Report only the number of lines that hold the word "algorithms".

^^^^^^^^^^^^^^^^

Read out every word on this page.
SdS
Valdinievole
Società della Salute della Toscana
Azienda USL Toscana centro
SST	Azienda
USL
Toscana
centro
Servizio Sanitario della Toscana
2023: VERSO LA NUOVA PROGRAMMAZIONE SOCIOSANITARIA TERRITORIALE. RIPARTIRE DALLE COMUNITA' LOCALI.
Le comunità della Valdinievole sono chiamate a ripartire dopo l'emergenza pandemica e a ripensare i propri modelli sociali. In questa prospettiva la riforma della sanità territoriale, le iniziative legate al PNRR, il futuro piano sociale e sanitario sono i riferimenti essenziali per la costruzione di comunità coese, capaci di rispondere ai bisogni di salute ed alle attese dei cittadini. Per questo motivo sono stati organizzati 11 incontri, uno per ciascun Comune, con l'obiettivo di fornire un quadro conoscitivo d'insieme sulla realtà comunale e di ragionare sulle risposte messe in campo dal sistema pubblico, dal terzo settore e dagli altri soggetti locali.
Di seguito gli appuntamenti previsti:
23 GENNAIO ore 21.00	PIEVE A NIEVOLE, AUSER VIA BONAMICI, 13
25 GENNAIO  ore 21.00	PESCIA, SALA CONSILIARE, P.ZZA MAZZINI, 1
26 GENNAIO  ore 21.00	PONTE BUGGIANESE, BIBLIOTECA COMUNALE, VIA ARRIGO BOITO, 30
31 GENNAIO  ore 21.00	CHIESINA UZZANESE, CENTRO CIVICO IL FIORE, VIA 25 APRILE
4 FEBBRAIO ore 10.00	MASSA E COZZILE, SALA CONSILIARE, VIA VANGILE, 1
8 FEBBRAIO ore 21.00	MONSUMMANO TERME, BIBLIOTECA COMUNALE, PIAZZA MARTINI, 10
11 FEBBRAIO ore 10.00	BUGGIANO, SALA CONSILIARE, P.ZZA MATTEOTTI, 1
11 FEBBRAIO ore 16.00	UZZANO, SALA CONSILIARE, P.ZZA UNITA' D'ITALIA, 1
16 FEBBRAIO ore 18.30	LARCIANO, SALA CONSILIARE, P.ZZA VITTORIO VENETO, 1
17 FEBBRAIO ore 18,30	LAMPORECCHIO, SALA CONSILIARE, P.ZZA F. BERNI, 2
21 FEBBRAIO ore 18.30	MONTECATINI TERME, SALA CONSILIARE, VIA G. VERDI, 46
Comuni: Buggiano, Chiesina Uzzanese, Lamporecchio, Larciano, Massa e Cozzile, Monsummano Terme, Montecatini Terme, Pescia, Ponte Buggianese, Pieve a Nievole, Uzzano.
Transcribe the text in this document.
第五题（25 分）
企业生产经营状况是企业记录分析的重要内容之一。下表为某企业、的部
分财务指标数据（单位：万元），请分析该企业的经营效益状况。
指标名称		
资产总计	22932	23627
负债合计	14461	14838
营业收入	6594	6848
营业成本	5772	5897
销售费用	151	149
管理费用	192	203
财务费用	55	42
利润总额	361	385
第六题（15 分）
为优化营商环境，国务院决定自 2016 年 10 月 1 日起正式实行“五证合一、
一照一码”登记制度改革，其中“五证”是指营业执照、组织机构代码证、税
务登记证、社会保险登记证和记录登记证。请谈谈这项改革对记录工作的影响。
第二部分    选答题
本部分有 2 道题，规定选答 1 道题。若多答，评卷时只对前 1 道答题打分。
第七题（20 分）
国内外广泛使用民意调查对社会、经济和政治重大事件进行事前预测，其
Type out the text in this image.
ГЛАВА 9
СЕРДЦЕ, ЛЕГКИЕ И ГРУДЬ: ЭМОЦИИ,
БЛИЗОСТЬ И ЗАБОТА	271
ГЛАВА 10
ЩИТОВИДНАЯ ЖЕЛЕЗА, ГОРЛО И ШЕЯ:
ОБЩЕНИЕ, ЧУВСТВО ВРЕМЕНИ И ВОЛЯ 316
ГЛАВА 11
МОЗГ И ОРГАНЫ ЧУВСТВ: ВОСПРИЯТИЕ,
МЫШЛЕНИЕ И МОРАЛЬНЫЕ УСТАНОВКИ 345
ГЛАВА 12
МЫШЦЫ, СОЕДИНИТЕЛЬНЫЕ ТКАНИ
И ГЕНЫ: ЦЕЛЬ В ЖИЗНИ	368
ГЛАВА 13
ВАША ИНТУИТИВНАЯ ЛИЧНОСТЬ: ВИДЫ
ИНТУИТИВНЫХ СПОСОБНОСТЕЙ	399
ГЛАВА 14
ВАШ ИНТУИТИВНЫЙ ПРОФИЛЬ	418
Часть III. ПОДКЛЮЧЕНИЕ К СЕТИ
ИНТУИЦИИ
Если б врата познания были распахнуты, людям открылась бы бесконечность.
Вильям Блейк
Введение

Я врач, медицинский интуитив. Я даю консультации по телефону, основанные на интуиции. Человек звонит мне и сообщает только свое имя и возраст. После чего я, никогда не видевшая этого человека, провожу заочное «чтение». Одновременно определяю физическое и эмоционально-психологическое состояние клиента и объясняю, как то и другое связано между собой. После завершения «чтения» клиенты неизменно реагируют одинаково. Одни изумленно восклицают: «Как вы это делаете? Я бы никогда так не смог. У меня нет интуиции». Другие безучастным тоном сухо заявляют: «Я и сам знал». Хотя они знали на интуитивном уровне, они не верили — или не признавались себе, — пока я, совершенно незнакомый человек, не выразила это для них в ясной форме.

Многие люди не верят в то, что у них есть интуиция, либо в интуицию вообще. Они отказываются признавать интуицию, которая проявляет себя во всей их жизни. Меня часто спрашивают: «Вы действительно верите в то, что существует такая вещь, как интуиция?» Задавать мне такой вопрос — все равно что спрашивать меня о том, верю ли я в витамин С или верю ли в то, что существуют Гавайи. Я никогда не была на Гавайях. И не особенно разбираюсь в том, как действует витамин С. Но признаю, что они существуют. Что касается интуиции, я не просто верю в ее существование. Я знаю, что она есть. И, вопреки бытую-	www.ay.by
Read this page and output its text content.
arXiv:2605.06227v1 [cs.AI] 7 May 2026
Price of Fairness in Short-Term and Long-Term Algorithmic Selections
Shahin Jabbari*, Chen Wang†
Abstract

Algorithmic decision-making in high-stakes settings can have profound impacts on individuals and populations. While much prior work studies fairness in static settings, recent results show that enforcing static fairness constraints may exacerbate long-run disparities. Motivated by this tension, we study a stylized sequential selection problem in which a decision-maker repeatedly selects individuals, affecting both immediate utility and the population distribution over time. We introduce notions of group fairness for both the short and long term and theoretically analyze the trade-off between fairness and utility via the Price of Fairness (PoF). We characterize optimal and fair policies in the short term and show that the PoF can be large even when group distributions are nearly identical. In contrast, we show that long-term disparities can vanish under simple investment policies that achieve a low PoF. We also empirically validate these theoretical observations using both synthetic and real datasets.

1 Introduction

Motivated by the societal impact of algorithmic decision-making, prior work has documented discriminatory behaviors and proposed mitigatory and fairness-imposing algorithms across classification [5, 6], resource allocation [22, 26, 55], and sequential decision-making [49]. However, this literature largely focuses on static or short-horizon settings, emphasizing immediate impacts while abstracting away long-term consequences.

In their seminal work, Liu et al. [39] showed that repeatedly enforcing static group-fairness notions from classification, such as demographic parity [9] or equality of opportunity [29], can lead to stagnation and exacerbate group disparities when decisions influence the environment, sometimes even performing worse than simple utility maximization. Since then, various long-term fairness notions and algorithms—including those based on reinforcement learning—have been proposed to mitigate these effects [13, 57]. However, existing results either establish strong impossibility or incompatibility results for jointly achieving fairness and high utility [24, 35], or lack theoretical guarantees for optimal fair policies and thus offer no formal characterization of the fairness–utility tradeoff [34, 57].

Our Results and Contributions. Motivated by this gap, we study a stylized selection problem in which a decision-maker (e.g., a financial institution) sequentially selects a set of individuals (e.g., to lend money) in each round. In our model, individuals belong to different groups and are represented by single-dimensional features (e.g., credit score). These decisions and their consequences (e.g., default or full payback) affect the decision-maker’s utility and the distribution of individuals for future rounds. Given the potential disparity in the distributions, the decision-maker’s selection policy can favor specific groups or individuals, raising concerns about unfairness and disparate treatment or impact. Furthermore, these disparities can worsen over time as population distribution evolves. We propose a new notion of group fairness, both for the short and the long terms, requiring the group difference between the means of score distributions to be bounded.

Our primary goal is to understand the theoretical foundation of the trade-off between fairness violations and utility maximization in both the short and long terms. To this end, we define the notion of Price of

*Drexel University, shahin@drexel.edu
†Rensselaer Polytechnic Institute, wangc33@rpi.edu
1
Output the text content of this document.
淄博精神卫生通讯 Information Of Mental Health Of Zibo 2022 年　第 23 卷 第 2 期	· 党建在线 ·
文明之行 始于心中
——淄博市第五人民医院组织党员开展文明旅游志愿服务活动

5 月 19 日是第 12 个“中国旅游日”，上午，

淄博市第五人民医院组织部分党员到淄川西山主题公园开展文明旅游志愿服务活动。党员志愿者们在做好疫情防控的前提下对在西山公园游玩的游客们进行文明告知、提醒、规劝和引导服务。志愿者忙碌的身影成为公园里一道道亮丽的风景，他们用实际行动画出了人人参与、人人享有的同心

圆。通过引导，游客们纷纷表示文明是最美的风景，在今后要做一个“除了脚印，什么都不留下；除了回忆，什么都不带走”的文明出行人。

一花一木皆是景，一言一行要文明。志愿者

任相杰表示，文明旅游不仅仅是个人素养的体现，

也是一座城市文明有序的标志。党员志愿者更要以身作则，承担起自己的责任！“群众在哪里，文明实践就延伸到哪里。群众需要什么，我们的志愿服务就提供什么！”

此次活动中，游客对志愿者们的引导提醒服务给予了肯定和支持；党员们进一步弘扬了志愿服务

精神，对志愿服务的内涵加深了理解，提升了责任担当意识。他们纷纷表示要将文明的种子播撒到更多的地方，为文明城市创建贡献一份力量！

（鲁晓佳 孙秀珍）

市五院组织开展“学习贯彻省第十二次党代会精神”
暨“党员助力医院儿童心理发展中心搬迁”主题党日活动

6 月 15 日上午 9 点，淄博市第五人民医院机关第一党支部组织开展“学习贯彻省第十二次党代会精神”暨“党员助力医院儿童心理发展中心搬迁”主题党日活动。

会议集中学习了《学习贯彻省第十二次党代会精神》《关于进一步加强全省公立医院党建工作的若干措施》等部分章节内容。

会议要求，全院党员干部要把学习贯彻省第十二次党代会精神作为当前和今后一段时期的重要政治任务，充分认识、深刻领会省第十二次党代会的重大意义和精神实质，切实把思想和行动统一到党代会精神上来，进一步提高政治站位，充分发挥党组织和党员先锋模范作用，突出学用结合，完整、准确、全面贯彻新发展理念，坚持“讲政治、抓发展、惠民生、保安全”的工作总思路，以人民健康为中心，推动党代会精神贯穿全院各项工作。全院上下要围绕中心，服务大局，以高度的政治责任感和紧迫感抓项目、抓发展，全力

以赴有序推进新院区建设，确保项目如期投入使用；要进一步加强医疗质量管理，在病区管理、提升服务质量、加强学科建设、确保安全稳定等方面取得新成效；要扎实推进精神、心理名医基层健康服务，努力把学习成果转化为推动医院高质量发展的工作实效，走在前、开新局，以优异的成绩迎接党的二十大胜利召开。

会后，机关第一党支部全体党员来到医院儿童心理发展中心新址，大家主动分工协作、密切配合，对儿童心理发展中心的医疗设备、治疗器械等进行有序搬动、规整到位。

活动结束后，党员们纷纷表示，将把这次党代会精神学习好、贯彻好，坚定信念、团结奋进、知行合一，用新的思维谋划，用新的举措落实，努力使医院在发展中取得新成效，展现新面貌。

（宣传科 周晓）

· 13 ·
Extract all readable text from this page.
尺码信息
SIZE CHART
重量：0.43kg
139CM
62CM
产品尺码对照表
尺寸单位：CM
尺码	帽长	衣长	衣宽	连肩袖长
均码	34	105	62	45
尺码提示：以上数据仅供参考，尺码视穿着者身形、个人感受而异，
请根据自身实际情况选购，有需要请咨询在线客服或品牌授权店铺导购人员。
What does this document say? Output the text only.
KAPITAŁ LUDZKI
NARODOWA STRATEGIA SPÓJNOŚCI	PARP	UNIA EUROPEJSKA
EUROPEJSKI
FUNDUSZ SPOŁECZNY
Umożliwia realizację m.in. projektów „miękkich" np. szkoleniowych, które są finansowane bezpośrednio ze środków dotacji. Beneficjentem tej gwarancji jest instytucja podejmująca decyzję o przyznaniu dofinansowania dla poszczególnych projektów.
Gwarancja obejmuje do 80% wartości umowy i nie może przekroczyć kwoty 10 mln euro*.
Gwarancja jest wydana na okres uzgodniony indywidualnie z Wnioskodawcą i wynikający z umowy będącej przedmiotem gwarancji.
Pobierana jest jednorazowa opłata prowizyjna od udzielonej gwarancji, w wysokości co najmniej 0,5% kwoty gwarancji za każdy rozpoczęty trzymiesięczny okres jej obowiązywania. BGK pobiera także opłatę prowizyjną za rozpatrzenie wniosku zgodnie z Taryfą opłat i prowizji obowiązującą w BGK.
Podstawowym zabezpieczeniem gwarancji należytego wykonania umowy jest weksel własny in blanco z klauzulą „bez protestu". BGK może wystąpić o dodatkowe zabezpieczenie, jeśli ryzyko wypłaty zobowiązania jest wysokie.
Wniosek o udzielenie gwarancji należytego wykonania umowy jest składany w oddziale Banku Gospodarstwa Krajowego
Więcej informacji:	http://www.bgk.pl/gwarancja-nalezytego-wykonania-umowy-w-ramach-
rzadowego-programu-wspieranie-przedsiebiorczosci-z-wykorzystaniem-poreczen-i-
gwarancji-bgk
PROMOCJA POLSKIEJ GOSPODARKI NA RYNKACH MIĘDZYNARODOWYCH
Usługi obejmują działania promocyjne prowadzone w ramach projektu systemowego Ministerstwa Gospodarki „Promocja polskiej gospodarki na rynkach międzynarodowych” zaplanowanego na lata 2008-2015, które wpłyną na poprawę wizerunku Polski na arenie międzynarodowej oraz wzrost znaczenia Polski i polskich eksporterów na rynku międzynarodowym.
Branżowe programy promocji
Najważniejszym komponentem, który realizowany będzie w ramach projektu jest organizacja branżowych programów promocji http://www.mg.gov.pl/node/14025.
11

^^^^^^^^^^^^^^^^

■ WRITTEN RESPONSE ■
2